Selected excerpt ->
• • •
As Cuba slowly opens up to the United States a slew of American businesses have swooped in to stake their claims. The latest is JetBlue, which revealed ambitious plans Tuesday to become the biggest US-based carrier of flights into the long-isolated island nation. 

It’s got a good start – the low-cost carrier will begin weekly flights from New York to Havana in July, and it operates two routes out of Tampa and Fort Lauderdale, Fla., in partnership with a Cuban charter operator. The Obama administration recently relaxed travel restrictions into the country, but for the moment, tourist visits from the US still aren’t allowed. If and when they are, JetBlue wants to be ready to expand beyond the weekly flights. 

“We will be very aggressive in trying to get as much service as we can to Cuba,” Scott Laurence, JetBlue’s senior vice president of airline planning, told BuzzFeed News Tuesday. “We went into this decision with an eye on the open market; we wanted to establish not only getting into the market but being the leader there.”

The open market in Cuba is still theoretical, of course. After decades of strict economic sanctions, the US took major steps to ease relations with the country late last year, opening up an embassy and allowing limited travel and imports of US goods. In February, a group of US senators introduced a bill that would further relax restrictions on Americans doing business there. But under current law, the embargo can only be lifted in full if Cuba holds fair elections and improves its human rights record.

Still, US businesses are making what inroads they can in the hopes of being in a position to capitalize on 60 years of delayed economic development. Netflix launched in Cuba earlier this year, despite the fact that just 5 percent of Cubans have Internet access strong enough to use the streaming subscription service. Venture capitalists are starting to raise funds for direct investment in Cuba, and in April Wharton Business School held a “Cuban Opportunity Summit,” bringing together industries that could benefit from a US-Cuba thaw.

Long-term, “there’s a lot to be done, precisely because they’re so backward,” says Gary Leff, author of ViewFromTheWing, a blog for the frequent flyer community, in a phone interview.

Nearby tourist destinations like the Bahamas and the Cayman Islands are already established, but in Cuba, hotel chains, rental car companies, and more travel-related industries would be able to start from scratch, if they felt the political climate would keep their investments safe.

“Cuba has miles and miles of great beaches and low prices relative to the rest of the Caribbean,” writes travel behavior analyst Nancy McGuckin via e-mail. “The infrastructure will catch up quick.”
• • •
[Stored dataset items]
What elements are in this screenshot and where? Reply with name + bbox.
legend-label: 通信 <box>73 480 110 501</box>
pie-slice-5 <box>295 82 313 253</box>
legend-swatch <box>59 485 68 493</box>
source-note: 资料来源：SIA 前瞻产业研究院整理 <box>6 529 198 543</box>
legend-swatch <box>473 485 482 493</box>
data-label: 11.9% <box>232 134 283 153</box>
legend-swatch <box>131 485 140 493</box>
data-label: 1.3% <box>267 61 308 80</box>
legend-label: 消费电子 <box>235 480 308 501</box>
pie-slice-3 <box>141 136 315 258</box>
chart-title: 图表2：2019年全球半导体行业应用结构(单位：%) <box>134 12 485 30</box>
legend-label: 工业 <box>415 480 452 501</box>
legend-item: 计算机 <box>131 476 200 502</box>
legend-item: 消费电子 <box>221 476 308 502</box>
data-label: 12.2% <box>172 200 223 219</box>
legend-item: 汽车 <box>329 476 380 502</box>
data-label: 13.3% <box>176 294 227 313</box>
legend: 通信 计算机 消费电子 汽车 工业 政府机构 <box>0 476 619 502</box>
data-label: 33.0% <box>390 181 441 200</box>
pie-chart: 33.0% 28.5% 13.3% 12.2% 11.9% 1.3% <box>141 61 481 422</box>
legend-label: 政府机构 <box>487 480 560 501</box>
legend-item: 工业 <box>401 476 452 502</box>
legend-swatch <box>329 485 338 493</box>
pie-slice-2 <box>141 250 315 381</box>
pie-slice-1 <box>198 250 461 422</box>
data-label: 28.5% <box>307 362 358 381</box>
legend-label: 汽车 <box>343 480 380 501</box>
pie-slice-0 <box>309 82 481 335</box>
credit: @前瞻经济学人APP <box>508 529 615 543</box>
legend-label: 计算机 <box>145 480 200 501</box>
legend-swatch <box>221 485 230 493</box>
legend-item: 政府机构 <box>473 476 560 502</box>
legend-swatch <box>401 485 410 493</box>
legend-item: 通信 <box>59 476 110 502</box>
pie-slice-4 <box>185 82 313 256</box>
• • •
Rewrite the passage of the Cuba travel article from "Nearby tourist destinations" up to and including "their investments safe.", putting "resort operators" in place of "hotel chains". This material was taken from a separate source.

Exercise solution ->
Nearby tourist destinations like the Bahamas and the Cayman Islands are already established, but in Cuba, resort operators, rental car companies, and more travel-related industries would be able to start from scratch, if they felt the political climate would keep their investments safe.